GOAL |
Locate the word "JSON" in the entries below, then gather every line that holds it.

INPUT MATERIAL |
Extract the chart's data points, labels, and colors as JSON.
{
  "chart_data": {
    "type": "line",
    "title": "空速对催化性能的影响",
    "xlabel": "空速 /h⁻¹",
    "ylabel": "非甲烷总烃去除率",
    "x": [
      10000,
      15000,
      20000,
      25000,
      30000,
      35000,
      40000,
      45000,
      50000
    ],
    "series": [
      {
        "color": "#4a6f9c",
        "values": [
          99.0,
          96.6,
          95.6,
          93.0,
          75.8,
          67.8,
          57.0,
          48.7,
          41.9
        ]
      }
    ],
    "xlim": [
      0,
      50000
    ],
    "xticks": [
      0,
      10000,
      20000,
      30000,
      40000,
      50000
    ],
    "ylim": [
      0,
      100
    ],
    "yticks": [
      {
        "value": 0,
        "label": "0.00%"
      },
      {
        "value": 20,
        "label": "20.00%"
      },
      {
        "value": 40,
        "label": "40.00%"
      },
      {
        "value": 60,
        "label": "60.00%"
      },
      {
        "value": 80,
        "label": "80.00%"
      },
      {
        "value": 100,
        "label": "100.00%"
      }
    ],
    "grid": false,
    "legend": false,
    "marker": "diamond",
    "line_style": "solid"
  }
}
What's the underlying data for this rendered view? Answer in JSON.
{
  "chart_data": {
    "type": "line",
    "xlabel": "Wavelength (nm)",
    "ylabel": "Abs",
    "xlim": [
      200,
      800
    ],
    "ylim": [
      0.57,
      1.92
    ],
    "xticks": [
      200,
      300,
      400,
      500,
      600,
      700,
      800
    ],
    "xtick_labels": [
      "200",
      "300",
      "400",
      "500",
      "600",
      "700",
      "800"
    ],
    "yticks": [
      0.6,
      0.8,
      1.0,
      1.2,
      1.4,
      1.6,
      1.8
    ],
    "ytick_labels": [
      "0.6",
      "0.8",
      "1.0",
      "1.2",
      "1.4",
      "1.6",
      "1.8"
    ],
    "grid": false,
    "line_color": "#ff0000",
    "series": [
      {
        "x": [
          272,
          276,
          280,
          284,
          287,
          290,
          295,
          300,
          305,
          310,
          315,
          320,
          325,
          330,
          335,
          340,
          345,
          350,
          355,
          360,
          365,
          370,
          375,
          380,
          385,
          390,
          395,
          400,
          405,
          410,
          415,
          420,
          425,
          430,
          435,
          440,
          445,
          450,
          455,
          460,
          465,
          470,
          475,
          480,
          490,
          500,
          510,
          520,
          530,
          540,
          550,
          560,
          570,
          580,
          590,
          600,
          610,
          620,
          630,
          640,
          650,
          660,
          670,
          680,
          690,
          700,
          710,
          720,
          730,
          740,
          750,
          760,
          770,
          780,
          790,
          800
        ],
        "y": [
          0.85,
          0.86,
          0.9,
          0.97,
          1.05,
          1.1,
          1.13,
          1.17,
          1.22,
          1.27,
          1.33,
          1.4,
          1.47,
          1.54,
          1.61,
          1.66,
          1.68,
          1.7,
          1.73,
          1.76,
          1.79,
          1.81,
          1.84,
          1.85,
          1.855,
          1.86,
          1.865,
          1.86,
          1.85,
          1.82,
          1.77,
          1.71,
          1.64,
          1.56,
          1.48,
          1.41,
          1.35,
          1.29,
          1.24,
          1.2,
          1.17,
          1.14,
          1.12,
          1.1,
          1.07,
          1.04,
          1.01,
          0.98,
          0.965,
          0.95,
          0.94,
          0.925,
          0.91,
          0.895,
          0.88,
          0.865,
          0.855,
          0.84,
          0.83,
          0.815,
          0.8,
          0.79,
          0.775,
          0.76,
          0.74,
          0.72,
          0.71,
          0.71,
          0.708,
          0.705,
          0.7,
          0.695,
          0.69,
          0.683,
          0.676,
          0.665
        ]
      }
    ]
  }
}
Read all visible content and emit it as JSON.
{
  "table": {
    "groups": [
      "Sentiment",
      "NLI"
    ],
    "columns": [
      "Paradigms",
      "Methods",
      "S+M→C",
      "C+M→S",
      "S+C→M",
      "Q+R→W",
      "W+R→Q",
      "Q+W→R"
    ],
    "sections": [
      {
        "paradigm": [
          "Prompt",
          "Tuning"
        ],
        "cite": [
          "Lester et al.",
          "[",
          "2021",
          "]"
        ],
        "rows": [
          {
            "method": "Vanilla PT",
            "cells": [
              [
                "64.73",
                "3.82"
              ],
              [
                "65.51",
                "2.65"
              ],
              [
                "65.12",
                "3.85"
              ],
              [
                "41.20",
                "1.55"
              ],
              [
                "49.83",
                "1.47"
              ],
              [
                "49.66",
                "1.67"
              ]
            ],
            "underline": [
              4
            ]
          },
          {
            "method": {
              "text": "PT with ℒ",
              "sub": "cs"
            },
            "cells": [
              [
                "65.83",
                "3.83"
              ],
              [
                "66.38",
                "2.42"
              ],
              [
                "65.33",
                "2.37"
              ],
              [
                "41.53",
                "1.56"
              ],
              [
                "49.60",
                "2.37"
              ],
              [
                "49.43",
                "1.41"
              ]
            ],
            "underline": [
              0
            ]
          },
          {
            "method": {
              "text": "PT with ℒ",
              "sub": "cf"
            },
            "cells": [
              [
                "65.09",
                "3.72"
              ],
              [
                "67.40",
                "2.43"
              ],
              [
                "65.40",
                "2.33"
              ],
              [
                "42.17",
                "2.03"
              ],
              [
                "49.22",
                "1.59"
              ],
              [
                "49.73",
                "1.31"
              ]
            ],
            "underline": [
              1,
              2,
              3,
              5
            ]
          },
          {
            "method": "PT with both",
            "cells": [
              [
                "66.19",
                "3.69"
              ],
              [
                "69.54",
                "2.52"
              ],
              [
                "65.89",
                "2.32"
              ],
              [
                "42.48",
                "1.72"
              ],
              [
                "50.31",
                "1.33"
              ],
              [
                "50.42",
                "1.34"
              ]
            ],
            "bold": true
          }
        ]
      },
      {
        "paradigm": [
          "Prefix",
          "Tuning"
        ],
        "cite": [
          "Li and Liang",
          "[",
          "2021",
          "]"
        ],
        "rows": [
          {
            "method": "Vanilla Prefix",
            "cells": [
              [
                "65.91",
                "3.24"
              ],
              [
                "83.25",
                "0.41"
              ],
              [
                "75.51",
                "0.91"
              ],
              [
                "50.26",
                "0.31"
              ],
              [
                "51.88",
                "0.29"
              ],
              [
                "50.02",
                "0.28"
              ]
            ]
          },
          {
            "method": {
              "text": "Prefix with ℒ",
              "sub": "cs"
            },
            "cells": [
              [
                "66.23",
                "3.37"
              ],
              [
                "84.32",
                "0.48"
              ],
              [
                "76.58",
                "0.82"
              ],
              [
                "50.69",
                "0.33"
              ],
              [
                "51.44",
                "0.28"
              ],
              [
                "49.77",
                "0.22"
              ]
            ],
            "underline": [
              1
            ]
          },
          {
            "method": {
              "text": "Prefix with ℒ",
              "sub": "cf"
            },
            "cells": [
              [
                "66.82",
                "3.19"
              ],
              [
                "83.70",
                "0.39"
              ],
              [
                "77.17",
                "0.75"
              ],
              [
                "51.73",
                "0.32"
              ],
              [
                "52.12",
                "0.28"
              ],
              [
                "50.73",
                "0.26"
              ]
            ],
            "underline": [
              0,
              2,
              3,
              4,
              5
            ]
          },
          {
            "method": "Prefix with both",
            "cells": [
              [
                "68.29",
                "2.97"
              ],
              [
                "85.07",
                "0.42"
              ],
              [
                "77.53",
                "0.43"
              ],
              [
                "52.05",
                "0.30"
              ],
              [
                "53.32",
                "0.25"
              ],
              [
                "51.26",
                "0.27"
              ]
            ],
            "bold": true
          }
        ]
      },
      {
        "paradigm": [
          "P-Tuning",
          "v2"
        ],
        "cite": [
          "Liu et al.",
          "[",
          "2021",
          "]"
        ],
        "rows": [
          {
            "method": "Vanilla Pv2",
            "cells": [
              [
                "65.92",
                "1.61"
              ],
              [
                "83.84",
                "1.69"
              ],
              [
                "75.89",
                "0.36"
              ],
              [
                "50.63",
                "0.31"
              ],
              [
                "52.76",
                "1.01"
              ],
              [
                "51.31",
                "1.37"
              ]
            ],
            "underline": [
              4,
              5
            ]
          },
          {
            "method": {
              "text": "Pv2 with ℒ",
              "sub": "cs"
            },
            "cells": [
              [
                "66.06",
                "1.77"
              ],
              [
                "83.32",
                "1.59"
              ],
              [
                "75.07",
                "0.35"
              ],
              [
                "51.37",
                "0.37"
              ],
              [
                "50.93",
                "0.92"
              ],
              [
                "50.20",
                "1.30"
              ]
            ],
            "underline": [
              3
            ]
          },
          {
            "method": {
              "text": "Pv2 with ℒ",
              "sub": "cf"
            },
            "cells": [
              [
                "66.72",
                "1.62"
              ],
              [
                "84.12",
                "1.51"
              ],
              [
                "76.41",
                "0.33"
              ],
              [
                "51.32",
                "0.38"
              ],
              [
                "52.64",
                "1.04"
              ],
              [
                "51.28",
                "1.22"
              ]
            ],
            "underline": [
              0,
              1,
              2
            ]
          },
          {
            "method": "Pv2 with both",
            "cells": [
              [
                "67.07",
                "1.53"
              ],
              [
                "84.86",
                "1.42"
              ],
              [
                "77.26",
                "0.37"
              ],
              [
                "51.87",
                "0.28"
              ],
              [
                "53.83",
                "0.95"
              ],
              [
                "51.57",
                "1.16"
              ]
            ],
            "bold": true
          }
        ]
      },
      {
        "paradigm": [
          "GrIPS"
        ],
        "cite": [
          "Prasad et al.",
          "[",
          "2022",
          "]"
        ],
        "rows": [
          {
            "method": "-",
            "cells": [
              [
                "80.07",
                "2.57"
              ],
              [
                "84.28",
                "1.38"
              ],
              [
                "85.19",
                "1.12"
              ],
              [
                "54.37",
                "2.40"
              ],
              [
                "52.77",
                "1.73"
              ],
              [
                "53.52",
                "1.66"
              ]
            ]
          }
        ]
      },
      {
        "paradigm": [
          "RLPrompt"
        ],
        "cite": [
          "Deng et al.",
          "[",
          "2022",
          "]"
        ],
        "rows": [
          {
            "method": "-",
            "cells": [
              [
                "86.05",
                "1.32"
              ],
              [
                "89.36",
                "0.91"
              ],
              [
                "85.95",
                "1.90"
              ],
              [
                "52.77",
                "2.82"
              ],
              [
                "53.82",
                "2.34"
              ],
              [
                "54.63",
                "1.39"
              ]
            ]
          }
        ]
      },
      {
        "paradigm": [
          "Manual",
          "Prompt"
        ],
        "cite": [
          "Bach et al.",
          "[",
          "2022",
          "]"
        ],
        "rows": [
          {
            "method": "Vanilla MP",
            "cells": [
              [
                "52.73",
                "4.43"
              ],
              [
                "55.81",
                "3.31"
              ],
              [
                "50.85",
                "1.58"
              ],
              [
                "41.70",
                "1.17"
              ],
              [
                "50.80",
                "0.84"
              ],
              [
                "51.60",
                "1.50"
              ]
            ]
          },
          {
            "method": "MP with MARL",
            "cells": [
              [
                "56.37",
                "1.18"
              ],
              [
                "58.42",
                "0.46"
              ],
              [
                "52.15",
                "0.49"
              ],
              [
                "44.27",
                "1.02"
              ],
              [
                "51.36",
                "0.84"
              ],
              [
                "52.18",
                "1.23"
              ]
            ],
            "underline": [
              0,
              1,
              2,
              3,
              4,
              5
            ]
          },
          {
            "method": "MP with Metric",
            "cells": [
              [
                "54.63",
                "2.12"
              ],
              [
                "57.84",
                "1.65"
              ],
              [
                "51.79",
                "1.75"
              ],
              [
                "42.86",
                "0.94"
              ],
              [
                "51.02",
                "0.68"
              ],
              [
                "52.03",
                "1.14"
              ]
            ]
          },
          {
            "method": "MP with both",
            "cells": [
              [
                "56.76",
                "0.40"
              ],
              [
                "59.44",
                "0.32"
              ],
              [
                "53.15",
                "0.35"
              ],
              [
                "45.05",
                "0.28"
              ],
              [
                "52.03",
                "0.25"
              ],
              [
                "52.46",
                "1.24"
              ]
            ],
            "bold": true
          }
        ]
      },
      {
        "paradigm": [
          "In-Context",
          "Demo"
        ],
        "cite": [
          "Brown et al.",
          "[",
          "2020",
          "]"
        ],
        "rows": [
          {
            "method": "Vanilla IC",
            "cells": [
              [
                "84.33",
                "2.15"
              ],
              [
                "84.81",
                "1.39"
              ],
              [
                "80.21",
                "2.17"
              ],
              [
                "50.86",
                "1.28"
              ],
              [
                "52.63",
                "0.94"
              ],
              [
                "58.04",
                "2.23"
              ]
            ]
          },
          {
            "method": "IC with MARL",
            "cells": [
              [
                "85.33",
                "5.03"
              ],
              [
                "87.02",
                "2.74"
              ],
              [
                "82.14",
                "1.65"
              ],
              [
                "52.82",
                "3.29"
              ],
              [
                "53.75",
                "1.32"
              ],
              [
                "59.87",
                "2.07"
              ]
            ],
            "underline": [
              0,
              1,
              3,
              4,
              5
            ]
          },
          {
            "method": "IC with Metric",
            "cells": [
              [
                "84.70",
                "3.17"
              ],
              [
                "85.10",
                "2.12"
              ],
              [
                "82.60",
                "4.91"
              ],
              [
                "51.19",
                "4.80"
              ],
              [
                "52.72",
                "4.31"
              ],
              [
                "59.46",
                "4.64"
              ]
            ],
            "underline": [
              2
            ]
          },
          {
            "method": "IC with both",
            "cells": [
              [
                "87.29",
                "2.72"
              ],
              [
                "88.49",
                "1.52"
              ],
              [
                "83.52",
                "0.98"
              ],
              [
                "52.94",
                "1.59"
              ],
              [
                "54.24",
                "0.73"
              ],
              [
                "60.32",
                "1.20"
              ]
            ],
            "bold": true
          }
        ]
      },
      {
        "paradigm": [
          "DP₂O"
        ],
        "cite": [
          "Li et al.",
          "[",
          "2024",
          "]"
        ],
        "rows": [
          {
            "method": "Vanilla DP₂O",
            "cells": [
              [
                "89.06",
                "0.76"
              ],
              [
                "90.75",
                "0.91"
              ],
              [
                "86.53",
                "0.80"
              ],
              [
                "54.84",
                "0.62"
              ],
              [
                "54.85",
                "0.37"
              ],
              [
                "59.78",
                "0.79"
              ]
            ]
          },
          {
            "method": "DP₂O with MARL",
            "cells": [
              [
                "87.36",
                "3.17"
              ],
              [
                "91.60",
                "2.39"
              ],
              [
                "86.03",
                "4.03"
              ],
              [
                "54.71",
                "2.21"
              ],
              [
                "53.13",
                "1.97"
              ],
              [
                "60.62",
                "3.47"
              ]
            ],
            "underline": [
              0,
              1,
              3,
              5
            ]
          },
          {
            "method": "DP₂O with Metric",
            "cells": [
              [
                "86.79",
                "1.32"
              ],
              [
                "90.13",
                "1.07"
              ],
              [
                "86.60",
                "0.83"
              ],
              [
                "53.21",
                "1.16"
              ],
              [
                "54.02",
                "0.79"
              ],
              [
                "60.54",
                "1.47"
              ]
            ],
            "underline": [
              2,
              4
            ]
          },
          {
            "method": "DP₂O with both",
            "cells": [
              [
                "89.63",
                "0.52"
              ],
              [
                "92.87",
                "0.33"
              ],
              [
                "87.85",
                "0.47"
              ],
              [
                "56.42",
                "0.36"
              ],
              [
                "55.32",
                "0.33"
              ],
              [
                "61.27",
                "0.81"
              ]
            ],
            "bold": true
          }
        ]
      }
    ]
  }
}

COMPLETED EXERCISE |
Extract the chart's data points, labels, and colors as JSON.
What's the underlying data for this rendered view? Answer in JSON.
Read all visible content and emit it as JSON.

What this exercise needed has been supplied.